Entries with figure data
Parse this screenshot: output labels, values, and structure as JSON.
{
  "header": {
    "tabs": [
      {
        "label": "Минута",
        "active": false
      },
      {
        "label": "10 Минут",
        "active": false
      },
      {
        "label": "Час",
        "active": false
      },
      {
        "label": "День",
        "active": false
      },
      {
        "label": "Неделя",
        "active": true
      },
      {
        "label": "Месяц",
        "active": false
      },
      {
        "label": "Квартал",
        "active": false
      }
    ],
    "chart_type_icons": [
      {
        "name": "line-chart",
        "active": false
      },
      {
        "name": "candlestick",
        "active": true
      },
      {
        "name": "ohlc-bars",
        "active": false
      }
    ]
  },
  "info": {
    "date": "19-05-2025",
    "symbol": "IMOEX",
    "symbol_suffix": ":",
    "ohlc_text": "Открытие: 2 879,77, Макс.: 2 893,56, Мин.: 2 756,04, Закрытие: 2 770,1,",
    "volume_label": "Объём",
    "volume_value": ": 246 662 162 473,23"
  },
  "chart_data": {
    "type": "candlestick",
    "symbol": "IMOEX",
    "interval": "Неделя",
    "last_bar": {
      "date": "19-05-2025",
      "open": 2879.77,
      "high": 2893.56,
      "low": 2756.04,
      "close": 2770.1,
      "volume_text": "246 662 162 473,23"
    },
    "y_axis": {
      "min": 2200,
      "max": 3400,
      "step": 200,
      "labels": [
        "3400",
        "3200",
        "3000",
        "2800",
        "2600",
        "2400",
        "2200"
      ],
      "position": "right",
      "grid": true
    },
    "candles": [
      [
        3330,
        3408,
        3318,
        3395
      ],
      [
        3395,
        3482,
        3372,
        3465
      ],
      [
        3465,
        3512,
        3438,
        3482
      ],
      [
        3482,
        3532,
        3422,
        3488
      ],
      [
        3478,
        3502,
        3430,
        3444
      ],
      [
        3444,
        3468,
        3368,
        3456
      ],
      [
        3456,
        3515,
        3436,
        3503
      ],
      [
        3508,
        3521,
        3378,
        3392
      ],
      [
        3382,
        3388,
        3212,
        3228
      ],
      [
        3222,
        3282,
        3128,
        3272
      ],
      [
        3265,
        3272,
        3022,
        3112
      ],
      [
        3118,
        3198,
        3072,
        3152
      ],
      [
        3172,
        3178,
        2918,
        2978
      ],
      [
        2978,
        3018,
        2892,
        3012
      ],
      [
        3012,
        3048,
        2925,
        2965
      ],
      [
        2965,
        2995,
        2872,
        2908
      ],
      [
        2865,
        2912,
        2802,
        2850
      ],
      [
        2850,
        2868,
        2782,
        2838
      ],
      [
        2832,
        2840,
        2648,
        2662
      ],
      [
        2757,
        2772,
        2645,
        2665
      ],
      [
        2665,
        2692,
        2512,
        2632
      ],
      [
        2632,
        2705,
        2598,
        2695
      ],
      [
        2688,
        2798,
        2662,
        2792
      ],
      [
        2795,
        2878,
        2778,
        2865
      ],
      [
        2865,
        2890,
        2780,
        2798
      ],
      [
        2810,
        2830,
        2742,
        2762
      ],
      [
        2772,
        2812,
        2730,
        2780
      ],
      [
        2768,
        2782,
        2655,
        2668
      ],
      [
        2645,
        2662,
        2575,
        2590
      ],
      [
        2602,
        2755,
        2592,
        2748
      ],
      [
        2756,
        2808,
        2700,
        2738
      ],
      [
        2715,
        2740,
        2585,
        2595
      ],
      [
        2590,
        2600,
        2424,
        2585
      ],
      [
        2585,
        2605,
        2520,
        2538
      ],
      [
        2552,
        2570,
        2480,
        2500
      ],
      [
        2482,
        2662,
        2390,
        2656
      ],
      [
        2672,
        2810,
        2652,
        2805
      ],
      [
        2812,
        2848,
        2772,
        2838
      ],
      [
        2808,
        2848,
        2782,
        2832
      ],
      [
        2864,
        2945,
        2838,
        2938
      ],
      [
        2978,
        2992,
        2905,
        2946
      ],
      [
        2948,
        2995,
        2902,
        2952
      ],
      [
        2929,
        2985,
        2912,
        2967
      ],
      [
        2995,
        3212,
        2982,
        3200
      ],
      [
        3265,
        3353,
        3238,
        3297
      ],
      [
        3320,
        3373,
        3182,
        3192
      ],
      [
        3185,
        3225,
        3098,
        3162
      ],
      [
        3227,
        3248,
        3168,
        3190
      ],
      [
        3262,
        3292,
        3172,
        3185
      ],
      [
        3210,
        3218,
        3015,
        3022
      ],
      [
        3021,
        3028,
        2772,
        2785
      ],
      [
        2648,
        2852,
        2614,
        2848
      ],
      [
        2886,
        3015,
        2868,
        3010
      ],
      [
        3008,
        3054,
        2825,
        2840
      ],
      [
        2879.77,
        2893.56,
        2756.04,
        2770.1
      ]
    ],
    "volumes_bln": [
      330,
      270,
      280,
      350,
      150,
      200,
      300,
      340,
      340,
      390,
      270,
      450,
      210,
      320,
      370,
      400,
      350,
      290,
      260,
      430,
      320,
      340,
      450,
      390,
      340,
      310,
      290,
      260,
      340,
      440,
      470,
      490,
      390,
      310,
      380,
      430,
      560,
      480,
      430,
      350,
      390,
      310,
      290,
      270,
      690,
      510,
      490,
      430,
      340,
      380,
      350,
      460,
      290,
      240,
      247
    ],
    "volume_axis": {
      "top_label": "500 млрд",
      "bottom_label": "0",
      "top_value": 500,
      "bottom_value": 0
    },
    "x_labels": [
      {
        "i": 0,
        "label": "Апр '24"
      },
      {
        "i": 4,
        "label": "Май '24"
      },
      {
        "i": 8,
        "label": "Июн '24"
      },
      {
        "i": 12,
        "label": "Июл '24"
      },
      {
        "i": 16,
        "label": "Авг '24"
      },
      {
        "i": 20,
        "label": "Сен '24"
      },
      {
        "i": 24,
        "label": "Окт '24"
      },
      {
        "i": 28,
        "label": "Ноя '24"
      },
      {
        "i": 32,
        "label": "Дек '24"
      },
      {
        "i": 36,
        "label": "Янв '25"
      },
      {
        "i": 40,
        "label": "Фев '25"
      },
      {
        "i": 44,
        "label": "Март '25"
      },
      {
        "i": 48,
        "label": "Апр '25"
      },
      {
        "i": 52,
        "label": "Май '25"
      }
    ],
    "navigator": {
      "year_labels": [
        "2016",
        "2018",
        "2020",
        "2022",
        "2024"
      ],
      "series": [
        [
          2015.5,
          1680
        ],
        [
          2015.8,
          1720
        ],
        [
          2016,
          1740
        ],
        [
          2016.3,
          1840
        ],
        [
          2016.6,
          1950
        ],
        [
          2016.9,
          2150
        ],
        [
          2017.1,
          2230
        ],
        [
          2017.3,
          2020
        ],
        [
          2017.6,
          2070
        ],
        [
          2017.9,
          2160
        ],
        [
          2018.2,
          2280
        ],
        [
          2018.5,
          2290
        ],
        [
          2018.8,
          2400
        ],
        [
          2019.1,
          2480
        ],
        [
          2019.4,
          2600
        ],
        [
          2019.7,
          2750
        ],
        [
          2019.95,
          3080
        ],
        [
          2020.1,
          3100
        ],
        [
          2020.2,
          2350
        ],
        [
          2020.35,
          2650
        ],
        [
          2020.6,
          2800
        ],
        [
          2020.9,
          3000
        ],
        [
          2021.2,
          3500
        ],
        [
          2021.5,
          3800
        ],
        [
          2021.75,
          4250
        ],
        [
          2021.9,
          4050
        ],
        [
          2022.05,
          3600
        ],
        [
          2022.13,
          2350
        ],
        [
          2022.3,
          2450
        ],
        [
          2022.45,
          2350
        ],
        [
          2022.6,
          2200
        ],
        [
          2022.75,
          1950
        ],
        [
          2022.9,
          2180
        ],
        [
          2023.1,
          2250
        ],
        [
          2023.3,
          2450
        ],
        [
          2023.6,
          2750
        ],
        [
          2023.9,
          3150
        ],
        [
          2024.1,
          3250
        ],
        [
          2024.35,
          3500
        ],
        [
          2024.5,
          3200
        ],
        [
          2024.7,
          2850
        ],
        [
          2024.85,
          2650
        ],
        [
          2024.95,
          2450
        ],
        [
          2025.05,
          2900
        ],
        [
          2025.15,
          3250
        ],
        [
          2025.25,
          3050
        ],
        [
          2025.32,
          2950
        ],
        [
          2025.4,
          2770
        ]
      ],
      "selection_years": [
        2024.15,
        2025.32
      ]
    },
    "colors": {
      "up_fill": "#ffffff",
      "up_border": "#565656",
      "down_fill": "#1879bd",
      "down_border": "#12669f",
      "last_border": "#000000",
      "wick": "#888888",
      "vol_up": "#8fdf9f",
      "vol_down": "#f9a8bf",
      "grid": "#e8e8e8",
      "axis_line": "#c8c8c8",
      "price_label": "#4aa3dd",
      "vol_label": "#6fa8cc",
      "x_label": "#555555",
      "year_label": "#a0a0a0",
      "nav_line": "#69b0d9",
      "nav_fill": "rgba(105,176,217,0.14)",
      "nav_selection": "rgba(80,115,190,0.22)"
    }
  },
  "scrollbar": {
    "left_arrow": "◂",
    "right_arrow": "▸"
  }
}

* _Exercise requirements_: Find the word "name" in the records and pull out each line that has it.

* _Output for this task_:
        "name": "line-chart",
        "name": "candlestick",
        "name": "ohlc-bars",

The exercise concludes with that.